* **Objective**:
Find how many lines contain "duel" and state only that number.

* **Input for this task**:
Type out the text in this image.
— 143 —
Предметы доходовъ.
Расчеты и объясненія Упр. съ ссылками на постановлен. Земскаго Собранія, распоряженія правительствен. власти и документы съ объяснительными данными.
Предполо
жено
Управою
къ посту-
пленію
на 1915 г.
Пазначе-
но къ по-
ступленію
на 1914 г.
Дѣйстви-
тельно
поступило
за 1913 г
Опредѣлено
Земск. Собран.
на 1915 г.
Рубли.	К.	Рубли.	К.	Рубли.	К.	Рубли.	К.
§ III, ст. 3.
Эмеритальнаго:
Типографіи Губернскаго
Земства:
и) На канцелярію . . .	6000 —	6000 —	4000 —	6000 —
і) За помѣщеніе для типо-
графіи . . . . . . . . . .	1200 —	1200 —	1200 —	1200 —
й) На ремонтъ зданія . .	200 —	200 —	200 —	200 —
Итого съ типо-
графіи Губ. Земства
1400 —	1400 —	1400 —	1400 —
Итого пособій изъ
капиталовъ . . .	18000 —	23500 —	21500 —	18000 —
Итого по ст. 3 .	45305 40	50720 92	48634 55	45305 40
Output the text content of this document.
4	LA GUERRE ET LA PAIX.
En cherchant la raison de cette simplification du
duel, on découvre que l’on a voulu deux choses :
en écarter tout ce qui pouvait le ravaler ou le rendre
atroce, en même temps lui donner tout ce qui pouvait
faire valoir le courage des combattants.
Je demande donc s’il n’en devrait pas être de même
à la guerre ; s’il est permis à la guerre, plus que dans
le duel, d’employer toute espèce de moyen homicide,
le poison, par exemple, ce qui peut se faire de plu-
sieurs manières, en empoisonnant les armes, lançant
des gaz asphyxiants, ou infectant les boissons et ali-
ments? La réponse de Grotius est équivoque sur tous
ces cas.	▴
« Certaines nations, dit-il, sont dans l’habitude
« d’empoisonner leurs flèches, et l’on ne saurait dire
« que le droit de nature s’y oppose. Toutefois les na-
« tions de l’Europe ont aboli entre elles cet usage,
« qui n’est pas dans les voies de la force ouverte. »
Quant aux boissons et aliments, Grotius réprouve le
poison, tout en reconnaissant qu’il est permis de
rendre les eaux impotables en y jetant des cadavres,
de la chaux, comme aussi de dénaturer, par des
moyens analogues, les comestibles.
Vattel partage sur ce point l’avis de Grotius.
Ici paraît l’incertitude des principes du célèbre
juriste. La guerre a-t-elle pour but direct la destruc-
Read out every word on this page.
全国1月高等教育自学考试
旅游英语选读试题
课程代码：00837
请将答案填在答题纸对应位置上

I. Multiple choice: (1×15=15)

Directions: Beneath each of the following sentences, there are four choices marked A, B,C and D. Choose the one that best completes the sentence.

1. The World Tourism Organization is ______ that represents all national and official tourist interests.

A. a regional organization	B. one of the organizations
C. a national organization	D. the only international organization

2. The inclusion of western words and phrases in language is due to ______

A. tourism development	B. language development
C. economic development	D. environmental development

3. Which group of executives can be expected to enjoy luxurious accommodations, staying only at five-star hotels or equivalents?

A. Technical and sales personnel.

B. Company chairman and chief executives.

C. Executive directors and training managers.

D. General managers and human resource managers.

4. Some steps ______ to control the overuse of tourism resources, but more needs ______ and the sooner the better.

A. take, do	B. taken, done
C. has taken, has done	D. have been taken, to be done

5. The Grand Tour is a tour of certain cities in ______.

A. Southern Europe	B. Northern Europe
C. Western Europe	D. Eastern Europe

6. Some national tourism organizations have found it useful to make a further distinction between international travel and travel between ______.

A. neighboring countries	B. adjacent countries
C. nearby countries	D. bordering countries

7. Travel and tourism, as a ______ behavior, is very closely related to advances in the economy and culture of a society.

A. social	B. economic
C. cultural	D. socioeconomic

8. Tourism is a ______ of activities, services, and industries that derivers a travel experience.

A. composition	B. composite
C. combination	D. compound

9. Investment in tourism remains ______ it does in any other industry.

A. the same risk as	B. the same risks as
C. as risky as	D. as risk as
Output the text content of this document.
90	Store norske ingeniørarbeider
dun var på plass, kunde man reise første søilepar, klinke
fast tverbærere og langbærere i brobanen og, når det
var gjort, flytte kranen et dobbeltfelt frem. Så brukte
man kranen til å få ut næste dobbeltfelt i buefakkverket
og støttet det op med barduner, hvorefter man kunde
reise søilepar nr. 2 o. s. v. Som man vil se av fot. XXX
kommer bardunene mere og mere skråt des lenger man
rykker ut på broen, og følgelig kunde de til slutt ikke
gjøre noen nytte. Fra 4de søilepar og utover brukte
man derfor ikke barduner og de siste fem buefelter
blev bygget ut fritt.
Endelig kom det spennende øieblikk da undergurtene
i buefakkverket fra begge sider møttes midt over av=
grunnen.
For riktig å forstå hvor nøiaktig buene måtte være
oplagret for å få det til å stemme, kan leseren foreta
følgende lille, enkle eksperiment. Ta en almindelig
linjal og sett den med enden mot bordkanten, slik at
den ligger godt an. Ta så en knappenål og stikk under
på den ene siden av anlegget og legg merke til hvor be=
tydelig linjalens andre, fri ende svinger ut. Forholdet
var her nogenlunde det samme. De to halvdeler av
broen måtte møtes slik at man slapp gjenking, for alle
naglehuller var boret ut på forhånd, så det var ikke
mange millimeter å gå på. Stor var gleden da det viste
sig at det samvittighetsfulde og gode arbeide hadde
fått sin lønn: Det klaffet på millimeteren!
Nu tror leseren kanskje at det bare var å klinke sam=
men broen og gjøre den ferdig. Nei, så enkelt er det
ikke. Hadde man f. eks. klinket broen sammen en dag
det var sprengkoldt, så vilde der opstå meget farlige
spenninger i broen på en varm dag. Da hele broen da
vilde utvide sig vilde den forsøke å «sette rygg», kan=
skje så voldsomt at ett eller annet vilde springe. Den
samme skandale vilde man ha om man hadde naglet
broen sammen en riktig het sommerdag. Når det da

* **Final answer**:
2